> _Short exercise_
In the entries below, find the lines that contain the word "JSON" and copy them.

** begin Material shown **

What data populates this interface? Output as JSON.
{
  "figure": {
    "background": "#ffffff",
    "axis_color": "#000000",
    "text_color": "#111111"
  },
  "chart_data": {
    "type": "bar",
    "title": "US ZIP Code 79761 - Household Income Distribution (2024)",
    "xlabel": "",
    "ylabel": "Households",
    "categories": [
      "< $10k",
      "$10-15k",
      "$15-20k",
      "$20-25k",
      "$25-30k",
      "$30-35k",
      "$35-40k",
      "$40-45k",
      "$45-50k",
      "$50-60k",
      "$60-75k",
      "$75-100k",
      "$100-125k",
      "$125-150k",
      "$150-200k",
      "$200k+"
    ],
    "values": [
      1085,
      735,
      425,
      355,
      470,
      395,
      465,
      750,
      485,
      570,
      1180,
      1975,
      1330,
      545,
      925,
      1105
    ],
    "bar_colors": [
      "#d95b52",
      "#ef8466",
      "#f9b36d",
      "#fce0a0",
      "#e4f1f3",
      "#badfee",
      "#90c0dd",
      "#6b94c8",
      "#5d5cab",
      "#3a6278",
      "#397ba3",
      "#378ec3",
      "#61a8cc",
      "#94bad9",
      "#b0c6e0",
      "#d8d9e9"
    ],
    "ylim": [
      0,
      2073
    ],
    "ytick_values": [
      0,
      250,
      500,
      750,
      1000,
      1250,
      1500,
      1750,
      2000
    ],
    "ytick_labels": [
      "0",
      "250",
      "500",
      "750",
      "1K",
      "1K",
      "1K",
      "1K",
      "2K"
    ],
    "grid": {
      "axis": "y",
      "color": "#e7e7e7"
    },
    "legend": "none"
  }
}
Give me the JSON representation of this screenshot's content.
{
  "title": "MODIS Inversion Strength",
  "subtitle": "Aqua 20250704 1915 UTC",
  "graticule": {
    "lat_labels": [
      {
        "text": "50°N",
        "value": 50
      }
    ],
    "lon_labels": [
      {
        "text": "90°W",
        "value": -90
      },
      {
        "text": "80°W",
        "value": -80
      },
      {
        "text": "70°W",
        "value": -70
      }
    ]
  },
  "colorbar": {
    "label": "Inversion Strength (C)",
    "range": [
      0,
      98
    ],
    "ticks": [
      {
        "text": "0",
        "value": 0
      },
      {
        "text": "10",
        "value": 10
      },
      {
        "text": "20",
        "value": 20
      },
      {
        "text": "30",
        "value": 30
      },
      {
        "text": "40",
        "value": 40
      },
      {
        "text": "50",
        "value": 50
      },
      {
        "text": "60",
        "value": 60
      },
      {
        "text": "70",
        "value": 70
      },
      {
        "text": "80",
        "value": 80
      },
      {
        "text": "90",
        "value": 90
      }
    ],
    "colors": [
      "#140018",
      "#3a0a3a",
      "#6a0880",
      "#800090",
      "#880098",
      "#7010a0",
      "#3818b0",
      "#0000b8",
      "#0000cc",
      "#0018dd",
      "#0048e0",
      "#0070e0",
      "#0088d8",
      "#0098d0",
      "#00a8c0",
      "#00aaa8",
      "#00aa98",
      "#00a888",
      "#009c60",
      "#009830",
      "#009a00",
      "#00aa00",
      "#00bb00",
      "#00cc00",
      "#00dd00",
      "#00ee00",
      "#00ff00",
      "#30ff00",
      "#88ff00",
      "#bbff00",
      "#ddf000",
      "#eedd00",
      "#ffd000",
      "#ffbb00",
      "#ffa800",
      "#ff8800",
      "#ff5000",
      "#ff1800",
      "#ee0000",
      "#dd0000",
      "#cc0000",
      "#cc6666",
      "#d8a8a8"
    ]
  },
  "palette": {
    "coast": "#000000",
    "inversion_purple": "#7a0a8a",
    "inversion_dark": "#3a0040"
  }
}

** end Material shown **

> _Correct answer_
What data populates this interface? Output as JSON.
Give me the JSON representation of this screenshot's content.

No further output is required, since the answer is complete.